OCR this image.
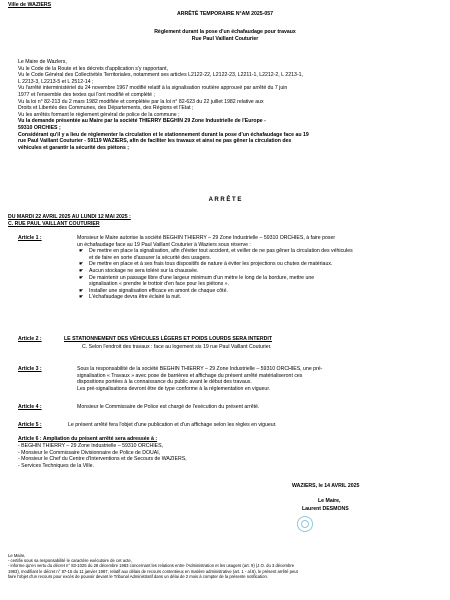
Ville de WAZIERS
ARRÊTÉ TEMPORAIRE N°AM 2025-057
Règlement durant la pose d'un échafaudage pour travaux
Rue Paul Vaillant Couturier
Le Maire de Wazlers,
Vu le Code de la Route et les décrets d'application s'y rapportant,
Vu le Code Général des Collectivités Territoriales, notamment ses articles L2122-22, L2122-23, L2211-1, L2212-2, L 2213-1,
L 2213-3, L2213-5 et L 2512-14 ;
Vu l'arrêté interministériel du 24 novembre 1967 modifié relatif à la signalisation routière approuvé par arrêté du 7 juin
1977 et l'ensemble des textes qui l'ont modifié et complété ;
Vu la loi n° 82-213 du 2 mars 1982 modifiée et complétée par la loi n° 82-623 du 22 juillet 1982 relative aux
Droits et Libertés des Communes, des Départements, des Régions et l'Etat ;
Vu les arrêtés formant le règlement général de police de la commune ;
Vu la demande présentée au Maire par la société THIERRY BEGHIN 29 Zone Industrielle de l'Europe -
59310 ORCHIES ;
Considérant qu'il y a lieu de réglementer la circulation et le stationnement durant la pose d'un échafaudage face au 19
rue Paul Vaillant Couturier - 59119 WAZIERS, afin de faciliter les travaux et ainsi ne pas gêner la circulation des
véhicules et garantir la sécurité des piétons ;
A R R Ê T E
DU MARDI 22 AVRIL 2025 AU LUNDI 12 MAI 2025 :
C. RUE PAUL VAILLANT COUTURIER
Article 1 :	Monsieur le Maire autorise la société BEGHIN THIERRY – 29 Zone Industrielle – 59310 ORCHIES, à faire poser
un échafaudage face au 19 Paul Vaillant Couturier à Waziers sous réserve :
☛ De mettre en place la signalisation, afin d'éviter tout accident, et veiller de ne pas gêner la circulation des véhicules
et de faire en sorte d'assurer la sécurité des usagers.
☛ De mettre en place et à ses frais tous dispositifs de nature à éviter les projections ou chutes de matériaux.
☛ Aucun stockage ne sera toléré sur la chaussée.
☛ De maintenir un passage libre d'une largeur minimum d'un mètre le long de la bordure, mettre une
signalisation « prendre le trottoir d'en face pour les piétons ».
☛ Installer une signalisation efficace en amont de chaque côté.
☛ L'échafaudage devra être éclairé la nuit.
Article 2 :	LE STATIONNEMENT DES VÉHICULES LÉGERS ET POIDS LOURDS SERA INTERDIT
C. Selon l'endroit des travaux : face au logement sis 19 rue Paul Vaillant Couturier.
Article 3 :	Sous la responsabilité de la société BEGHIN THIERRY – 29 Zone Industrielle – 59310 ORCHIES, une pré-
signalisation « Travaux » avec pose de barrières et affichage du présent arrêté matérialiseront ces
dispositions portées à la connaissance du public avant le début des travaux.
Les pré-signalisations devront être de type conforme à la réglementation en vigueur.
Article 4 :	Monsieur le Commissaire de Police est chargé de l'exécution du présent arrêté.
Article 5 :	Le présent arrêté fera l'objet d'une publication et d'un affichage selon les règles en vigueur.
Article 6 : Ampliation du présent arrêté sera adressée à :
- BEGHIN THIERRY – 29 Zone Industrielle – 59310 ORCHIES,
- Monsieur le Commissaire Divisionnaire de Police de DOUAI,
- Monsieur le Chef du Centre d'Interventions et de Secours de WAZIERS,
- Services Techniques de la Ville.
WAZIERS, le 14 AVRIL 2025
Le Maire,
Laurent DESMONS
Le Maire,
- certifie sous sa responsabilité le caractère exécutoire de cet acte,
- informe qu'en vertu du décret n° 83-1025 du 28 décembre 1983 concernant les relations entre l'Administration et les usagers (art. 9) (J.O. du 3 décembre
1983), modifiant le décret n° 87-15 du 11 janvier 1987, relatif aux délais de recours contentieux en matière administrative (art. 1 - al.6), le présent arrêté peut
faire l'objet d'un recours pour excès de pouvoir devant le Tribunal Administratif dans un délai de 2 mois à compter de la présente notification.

•••••

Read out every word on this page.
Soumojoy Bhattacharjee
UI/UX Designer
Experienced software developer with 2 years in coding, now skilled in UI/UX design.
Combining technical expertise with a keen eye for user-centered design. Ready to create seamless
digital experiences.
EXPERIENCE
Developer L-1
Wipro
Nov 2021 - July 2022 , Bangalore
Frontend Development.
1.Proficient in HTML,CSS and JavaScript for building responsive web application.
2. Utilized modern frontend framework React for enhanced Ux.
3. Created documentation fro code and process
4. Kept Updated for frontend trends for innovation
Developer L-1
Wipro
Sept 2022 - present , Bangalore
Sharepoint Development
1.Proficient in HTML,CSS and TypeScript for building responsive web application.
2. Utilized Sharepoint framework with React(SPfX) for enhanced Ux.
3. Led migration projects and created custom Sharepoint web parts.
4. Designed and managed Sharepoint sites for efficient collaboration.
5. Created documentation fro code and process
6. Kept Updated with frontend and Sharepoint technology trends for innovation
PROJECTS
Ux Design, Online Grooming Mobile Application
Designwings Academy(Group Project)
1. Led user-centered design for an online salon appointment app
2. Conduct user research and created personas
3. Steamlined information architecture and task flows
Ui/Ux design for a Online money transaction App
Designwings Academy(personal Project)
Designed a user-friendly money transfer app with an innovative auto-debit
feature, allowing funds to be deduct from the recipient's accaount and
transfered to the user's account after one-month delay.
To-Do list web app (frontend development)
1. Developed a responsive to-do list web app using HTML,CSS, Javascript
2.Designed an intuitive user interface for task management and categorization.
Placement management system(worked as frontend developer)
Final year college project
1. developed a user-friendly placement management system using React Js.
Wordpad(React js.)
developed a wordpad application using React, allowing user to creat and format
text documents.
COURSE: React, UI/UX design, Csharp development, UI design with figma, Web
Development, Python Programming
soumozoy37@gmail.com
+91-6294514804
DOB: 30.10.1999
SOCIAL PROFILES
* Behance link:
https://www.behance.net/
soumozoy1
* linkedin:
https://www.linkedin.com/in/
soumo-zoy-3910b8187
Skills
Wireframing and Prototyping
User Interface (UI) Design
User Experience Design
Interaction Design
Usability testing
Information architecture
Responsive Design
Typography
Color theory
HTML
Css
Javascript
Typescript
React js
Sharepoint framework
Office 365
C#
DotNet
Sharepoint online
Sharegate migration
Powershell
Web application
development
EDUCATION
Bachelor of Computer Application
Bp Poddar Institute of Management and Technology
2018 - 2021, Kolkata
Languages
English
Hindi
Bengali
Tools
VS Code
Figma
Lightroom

•••••

Pull out each line of the entries that contains "pour".

Règlement durant la pose d'un échafaudage pour travaux
signalisation « prendre le trottoir d'en face pour les piétons ».
faire l'objet d'un recours pour excès de pouvoir devant le Tribunal Administratif dans un délai de 2 mois à compter de la présente notification.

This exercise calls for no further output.